— START Material provided —

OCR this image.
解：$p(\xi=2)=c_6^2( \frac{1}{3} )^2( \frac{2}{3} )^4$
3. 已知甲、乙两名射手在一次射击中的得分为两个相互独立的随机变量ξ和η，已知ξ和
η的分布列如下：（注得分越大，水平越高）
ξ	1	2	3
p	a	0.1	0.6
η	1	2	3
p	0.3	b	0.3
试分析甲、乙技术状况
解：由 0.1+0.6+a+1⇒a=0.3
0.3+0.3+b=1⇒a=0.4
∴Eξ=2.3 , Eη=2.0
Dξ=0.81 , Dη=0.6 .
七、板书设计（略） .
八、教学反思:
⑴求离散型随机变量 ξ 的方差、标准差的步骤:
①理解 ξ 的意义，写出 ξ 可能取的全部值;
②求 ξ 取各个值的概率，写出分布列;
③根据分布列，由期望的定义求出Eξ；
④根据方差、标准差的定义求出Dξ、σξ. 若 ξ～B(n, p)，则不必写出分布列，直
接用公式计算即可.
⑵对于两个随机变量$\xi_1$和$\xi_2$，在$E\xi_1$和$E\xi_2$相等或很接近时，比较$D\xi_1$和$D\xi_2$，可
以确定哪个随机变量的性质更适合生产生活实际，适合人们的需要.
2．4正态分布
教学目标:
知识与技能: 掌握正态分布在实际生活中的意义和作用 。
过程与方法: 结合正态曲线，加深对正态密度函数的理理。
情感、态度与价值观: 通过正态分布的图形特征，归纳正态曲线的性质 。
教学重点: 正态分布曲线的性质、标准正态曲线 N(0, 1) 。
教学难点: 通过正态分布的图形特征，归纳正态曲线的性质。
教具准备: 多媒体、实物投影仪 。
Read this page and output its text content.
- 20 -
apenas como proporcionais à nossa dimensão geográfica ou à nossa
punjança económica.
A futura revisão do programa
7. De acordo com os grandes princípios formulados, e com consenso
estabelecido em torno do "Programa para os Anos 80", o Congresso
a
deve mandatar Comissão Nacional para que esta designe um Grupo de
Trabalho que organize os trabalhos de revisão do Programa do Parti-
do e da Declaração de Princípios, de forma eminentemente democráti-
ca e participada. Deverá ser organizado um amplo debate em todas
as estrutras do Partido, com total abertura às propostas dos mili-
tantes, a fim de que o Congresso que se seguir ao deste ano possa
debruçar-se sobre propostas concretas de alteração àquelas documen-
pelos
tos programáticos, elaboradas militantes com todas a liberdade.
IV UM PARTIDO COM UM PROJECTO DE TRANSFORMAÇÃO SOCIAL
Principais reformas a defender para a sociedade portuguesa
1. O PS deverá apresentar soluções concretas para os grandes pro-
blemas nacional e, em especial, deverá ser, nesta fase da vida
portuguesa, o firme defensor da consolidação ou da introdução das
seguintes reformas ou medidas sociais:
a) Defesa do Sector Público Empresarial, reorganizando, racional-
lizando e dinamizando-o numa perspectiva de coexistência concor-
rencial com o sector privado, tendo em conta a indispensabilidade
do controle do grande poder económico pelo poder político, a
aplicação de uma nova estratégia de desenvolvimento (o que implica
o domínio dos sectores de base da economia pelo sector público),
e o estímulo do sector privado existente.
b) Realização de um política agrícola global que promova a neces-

— END Material provided —

* _What you have to do_
Above are some records. Print them all exactly.

* _Exercise answer_
OCR this image.
解：$p(\xi=2)=c_6^2( \frac{1}{3} )^2( \frac{2}{3} )^4$
3. 已知甲、乙两名射手在一次射击中的得分为两个相互独立的随机变量ξ和η，已知ξ和
η的分布列如下：（注得分越大，水平越高）
ξ	1	2	3
p	a	0.1	0.6
η	1	2	3
p	0.3	b	0.3
试分析甲、乙技术状况
解：由 0.1+0.6+a+1⇒a=0.3
0.3+0.3+b=1⇒a=0.4
∴Eξ=2.3 , Eη=2.0
Dξ=0.81 , Dη=0.6 .
七、板书设计（略） .
八、教学反思:
⑴求离散型随机变量 ξ 的方差、标准差的步骤:
①理解 ξ 的意义，写出 ξ 可能取的全部值;
②求 ξ 取各个值的概率，写出分布列;
③根据分布列，由期望的定义求出Eξ；
④根据方差、标准差的定义求出Dξ、σξ. 若 ξ～B(n, p)，则不必写出分布列，直
接用公式计算即可.
⑵对于两个随机变量$\xi_1$和$\xi_2$，在$E\xi_1$和$E\xi_2$相等或很接近时，比较$D\xi_1$和$D\xi_2$，可
以确定哪个随机变量的性质更适合生产生活实际，适合人们的需要.
2．4正态分布
教学目标:
知识与技能: 掌握正态分布在实际生活中的意义和作用 。
过程与方法: 结合正态曲线，加深对正态密度函数的理理。
情感、态度与价值观: 通过正态分布的图形特征，归纳正态曲线的性质 。
教学重点: 正态分布曲线的性质、标准正态曲线 N(0, 1) 。
教学难点: 通过正态分布的图形特征，归纳正态曲线的性质。
教具准备: 多媒体、实物投影仪 。
Read this page and output its text content.
- 20 -
apenas como proporcionais à nossa dimensão geográfica ou à nossa
punjança económica.
A futura revisão do programa
7. De acordo com os grandes princípios formulados, e com consenso
estabelecido em torno do "Programa para os Anos 80", o Congresso
a
deve mandatar Comissão Nacional para que esta designe um Grupo de
Trabalho que organize os trabalhos de revisão do Programa do Parti-
do e da Declaração de Princípios, de forma eminentemente democráti-
ca e participada. Deverá ser organizado um amplo debate em todas
as estrutras do Partido, com total abertura às propostas dos mili-
tantes, a fim de que o Congresso que se seguir ao deste ano possa
debruçar-se sobre propostas concretas de alteração àquelas documen-
pelos
tos programáticos, elaboradas militantes com todas a liberdade.
IV UM PARTIDO COM UM PROJECTO DE TRANSFORMAÇÃO SOCIAL
Principais reformas a defender para a sociedade portuguesa
1. O PS deverá apresentar soluções concretas para os grandes pro-
blemas nacional e, em especial, deverá ser, nesta fase da vida
portuguesa, o firme defensor da consolidação ou da introdução das
seguintes reformas ou medidas sociais:
a) Defesa do Sector Público Empresarial, reorganizando, racional-
lizando e dinamizando-o numa perspectiva de coexistência concor-
rencial com o sector privado, tendo em conta a indispensabilidade
do controle do grande poder económico pelo poder político, a
aplicação de uma nova estratégia de desenvolvimento (o que implica
o domínio dos sectores de base da economia pelo sector público),
e o estímulo do sector privado existente.
b) Realização de um política agrícola global que promova a neces-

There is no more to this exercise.